--- START OF DATA IN THIS EXERCISE ---

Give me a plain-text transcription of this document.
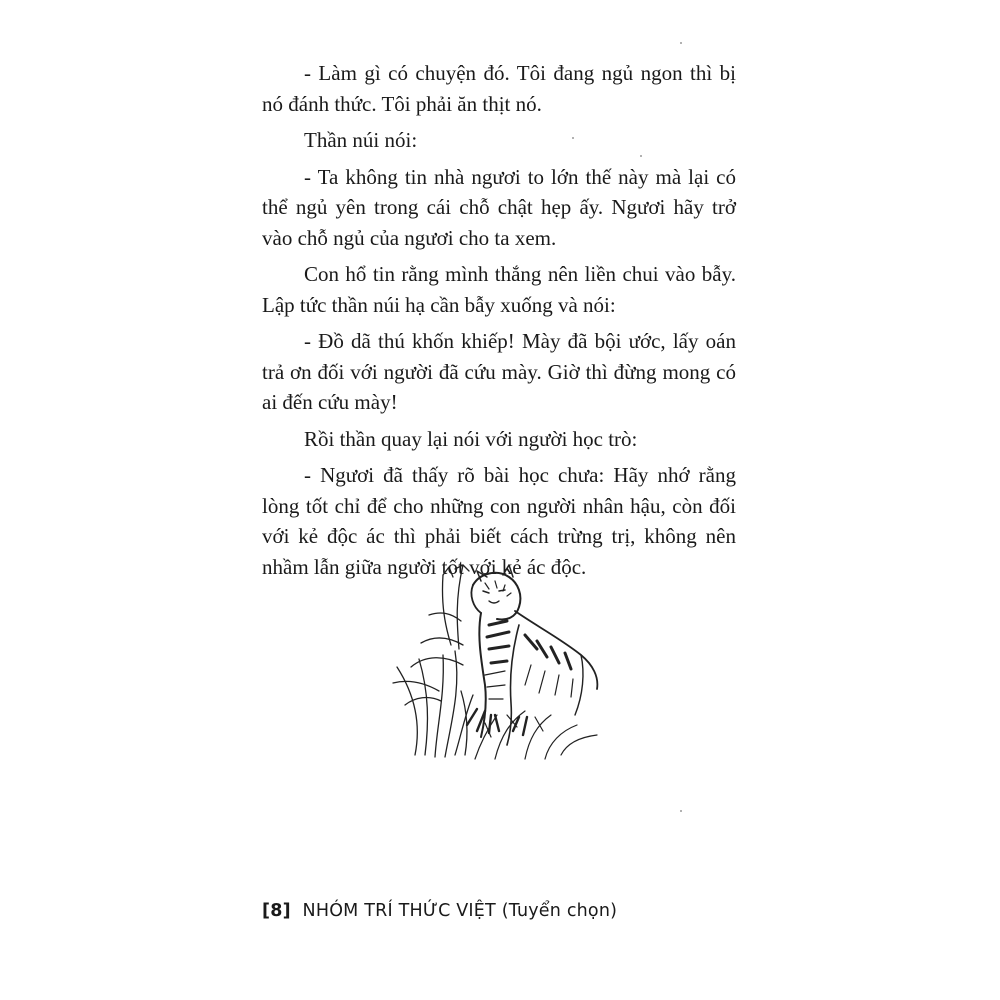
- Làm gì có chuyện đó. Tôi đang ngủ ngon thì bị nó đánh thức. Tôi phải ăn thịt nó.

Thần núi nói:

- Ta không tin nhà ngươi to lớn thế này mà lại có thể ngủ yên trong cái chỗ chật hẹp ấy. Ngươi hãy trở vào chỗ ngủ của ngươi cho ta xem.

Con hổ tin rằng mình thắng nên liền chui vào bẫy. Lập tức thần núi hạ cần bẫy xuống và nói:

- Đồ dã thú khốn khiếp! Mày đã bội ước, lấy oán trả ơn đối với người đã cứu mày. Giờ thì đừng mong có ai đến cứu mày!

Rồi thần quay lại nói với người học trò:

- Ngươi đã thấy rõ bài học chưa: Hãy nhớ rằng lòng tốt chỉ để cho những con người nhân hậu, còn đối với kẻ độc ác thì phải biết cách trừng trị, không nên nhầm lẫn giữa người tốt với kẻ ác độc.

[8] NHÓM TRÍ THỨC VIỆT (Tuyển chọn)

--- END OF DATA IN THIS EXERCISE ---

GOAL OF THE EXERCISE: Say how many lines of the listing above contain "người", with no other words.

RIGHT ANSWER: 3